## Part of a data file
-------

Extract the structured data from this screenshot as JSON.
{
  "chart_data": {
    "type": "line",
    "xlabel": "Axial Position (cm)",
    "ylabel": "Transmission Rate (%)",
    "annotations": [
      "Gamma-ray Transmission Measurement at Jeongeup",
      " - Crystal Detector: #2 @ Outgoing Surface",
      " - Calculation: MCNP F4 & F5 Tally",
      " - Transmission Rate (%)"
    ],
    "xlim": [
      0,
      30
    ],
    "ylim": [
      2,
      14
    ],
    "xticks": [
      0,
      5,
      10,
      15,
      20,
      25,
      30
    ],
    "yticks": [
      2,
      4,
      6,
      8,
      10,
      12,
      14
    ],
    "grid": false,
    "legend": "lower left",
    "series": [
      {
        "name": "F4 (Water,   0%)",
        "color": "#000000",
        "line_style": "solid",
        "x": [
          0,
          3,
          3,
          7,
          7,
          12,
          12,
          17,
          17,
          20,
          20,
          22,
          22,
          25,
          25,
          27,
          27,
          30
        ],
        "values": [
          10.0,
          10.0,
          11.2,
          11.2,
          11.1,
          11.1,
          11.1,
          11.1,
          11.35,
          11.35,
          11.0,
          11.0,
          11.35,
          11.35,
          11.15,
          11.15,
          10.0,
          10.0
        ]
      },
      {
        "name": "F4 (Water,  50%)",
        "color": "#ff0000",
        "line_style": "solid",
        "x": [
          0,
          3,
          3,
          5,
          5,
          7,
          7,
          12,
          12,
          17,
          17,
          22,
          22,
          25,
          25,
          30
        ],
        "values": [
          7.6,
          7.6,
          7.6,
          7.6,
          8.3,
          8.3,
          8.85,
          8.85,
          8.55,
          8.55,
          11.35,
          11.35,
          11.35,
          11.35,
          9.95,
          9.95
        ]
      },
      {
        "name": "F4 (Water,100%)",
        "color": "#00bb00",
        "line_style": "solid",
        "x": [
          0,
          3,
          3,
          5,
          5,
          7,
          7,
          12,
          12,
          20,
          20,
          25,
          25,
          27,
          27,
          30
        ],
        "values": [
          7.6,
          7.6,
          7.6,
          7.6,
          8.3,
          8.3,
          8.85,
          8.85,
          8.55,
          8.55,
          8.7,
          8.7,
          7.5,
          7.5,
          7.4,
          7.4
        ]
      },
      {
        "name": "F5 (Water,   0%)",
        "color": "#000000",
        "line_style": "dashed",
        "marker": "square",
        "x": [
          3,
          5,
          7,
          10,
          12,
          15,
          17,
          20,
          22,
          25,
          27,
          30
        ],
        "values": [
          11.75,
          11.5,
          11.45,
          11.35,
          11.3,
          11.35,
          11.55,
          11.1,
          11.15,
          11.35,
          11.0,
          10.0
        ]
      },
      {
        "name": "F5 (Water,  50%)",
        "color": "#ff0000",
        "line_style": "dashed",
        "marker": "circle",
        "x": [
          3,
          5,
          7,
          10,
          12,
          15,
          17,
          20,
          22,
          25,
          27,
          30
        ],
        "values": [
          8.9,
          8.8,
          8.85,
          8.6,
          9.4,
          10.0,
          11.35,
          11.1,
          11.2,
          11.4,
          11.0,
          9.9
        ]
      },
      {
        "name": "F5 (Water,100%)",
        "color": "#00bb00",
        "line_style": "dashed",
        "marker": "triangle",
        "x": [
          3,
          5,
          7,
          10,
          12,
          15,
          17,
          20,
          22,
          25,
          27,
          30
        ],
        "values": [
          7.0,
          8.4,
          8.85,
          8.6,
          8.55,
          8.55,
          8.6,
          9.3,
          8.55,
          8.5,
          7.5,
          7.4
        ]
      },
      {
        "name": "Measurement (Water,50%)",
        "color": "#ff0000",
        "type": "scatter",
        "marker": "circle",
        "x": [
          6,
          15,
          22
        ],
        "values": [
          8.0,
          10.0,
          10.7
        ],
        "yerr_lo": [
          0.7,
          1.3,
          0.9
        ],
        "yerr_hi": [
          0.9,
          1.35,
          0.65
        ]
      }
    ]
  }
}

-------

Each record above should be restated word for word.

## Right answer
Extract the structured data from this screenshot as JSON.
{
  "chart_data": {
    "type": "line",
    "xlabel": "Axial Position (cm)",
    "ylabel": "Transmission Rate (%)",
    "annotations": [
      "Gamma-ray Transmission Measurement at Jeongeup",
      " - Crystal Detector: #2 @ Outgoing Surface",
      " - Calculation: MCNP F4 & F5 Tally",
      " - Transmission Rate (%)"
    ],
    "xlim": [
      0,
      30
    ],
    "ylim": [
      2,
      14
    ],
    "xticks": [
      0,
      5,
      10,
      15,
      20,
      25,
      30
    ],
    "yticks": [
      2,
      4,
      6,
      8,
      10,
      12,
      14
    ],
    "grid": false,
    "legend": "lower left",
    "series": [
      {
        "name": "F4 (Water,   0%)",
        "color": "#000000",
        "line_style": "solid",
        "x": [
          0,
          3,
          3,
          7,
          7,
          12,
          12,
          17,
          17,
          20,
          20,
          22,
          22,
          25,
          25,
          27,
          27,
          30
        ],
        "values": [
          10.0,
          10.0,
          11.2,
          11.2,
          11.1,
          11.1,
          11.1,
          11.1,
          11.35,
          11.35,
          11.0,
          11.0,
          11.35,
          11.35,
          11.15,
          11.15,
          10.0,
          10.0
        ]
      },
      {
        "name": "F4 (Water,  50%)",
        "color": "#ff0000",
        "line_style": "solid",
        "x": [
          0,
          3,
          3,
          5,
          5,
          7,
          7,
          12,
          12,
          17,
          17,
          22,
          22,
          25,
          25,
          30
        ],
        "values": [
          7.6,
          7.6,
          7.6,
          7.6,
          8.3,
          8.3,
          8.85,
          8.85,
          8.55,
          8.55,
          11.35,
          11.35,
          11.35,
          11.35,
          9.95,
          9.95
        ]
      },
      {
        "name": "F4 (Water,100%)",
        "color": "#00bb00",
        "line_style": "solid",
        "x": [
          0,
          3,
          3,
          5,
          5,
          7,
          7,
          12,
          12,
          20,
          20,
          25,
          25,
          27,
          27,
          30
        ],
        "values": [
          7.6,
          7.6,
          7.6,
          7.6,
          8.3,
          8.3,
          8.85,
          8.85,
          8.55,
          8.55,
          8.7,
          8.7,
          7.5,
          7.5,
          7.4,
          7.4
        ]
      },
      {
        "name": "F5 (Water,   0%)",
        "color": "#000000",
        "line_style": "dashed",
        "marker": "square",
        "x": [
          3,
          5,
          7,
          10,
          12,
          15,
          17,
          20,
          22,
          25,
          27,
          30
        ],
        "values": [
          11.75,
          11.5,
          11.45,
          11.35,
          11.3,
          11.35,
          11.55,
          11.1,
          11.15,
          11.35,
          11.0,
          10.0
        ]
      },
      {
        "name": "F5 (Water,  50%)",
        "color": "#ff0000",
        "line_style": "dashed",
        "marker": "circle",
        "x": [
          3,
          5,
          7,
          10,
          12,
          15,
          17,
          20,
          22,
          25,
          27,
          30
        ],
        "values": [
          8.9,
          8.8,
          8.85,
          8.6,
          9.4,
          10.0,
          11.35,
          11.1,
          11.2,
          11.4,
          11.0,
          9.9
        ]
      },
      {
        "name": "F5 (Water,100%)",
        "color": "#00bb00",
        "line_style": "dashed",
        "marker": "triangle",
        "x": [
          3,
          5,
          7,
          10,
          12,
          15,
          17,
          20,
          22,
          25,
          27,
          30
        ],
        "values": [
          7.0,
          8.4,
          8.85,
          8.6,
          8.55,
          8.55,
          8.6,
          9.3,
          8.55,
          8.5,
          7.5,
          7.4
        ]
      },
      {
        "name": "Measurement (Water,50%)",
        "color": "#ff0000",
        "type": "scatter",
        "marker": "circle",
        "x": [
          6,
          15,
          22
        ],
        "values": [
          8.0,
          10.0,
          10.7
        ],
        "yerr_lo": [
          0.7,
          1.3,
          0.9
        ],
        "yerr_hi": [
          0.9,
          1.35,
          0.65
        ]
      }
    ]
  }
}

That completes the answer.